● **WORK INSTRUCTION**
Copy out, from the data, each line containing the string "temps".

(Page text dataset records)
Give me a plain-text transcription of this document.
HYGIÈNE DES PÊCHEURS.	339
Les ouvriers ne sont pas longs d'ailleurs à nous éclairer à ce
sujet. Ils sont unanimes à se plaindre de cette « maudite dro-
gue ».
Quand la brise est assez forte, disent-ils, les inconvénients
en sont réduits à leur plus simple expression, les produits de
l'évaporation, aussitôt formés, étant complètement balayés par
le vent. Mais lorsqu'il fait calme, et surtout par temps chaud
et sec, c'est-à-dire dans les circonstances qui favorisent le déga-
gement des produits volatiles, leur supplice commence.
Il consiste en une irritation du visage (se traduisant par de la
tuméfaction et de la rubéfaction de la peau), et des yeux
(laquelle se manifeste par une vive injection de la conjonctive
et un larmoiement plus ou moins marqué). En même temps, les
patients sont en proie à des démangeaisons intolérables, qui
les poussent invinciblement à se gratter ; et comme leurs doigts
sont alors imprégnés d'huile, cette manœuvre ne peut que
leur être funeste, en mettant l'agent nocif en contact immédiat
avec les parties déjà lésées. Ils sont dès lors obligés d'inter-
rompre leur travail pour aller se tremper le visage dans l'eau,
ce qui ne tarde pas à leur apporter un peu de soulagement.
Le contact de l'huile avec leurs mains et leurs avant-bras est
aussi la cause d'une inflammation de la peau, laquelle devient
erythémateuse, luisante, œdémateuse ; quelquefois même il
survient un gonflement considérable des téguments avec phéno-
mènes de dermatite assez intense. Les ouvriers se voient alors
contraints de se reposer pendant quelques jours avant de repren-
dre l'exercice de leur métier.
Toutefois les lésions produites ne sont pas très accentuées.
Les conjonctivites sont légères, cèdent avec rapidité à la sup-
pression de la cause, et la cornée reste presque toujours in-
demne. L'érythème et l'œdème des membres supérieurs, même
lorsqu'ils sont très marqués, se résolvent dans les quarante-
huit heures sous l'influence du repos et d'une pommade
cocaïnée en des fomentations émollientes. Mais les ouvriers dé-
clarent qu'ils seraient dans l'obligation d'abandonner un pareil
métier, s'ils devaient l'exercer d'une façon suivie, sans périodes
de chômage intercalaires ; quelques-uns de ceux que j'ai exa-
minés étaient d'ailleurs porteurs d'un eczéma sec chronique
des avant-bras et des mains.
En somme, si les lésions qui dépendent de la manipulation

● **TASK SOLUTION**
le vent. Mais lorsqu'il fait calme, et surtout par temps chaud
et un larmoiement plus ou moins marqué). En même temps, les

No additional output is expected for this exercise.